= PROBLEM STATEMENT =
Read the data, and whenever a line holds the word "died", report that line.

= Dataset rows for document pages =

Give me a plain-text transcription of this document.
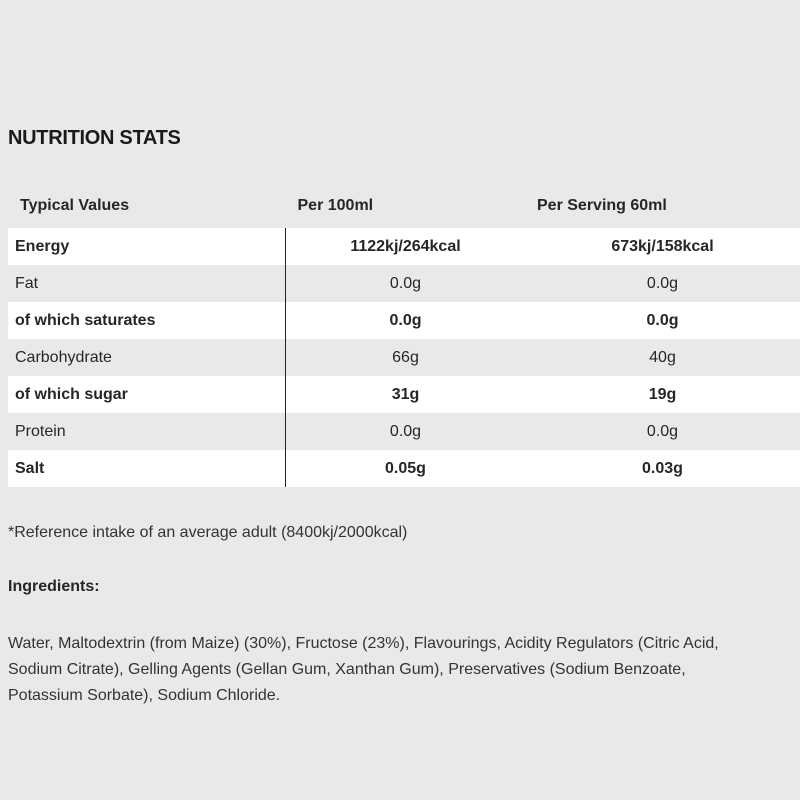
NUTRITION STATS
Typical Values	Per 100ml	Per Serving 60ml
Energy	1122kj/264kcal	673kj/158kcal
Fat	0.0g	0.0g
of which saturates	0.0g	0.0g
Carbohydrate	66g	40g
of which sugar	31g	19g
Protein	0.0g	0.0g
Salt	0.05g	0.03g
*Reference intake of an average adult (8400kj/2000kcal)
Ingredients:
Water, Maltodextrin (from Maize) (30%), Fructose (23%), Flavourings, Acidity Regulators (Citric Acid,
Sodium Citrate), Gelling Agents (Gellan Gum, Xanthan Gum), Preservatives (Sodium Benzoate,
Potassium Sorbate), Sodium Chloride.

---

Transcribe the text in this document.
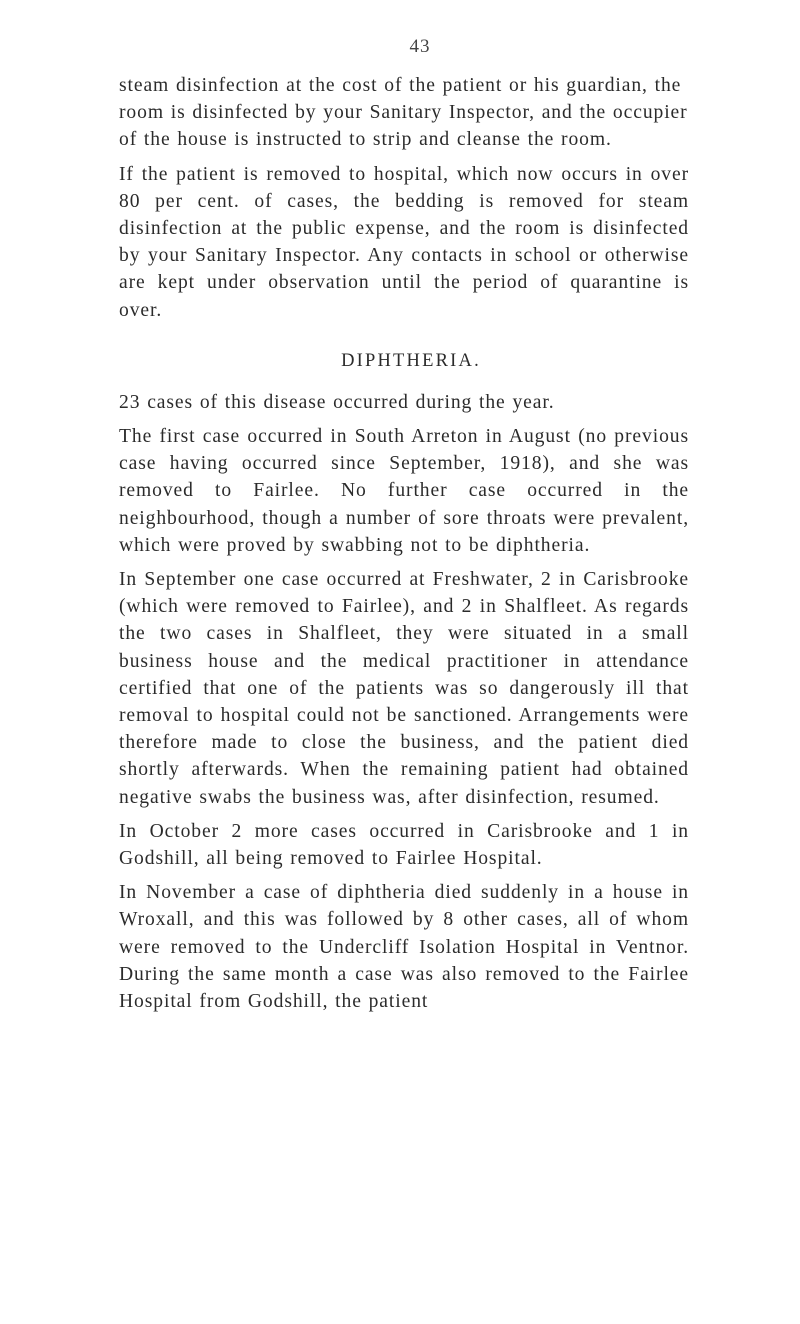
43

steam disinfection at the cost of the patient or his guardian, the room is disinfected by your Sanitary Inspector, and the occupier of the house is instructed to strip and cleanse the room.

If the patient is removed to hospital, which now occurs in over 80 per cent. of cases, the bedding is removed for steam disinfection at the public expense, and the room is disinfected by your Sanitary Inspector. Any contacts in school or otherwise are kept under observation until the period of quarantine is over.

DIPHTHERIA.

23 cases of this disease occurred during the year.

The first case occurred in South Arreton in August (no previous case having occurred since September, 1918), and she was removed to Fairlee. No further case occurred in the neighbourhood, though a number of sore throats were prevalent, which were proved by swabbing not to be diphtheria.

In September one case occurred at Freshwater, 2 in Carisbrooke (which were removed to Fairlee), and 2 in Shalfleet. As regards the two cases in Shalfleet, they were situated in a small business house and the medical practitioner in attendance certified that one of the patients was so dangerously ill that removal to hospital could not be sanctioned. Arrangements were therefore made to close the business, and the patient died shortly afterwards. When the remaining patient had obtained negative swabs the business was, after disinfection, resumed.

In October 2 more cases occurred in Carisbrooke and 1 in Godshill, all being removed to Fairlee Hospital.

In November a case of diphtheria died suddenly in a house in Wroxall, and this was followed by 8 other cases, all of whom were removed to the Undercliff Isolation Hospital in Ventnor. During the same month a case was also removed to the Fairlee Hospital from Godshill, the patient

= SOLUTION BELOW =
In September one case occurred at Freshwater, 2 in Carisbrooke (which were removed to Fairlee), and 2 in Shalfleet. As regards the two cases in Shalfleet, they were situated in a small business house and the medical practitioner in attendance certified that one of the patients was so dangerously ill that removal to hospital could not be sanctioned. Arrangements were therefore made to close the business, and the patient died shortly afterwards. When the remaining patient had obtained negative swabs the business was, after disinfection, resumed.
In November a case of diphtheria died suddenly in a house in Wroxall, and this was followed by 8 other cases, all of whom were removed to the Undercliff Isolation Hospital in Ventnor. During the same month a case was also removed to the Fairlee Hospital from Godshill, the patient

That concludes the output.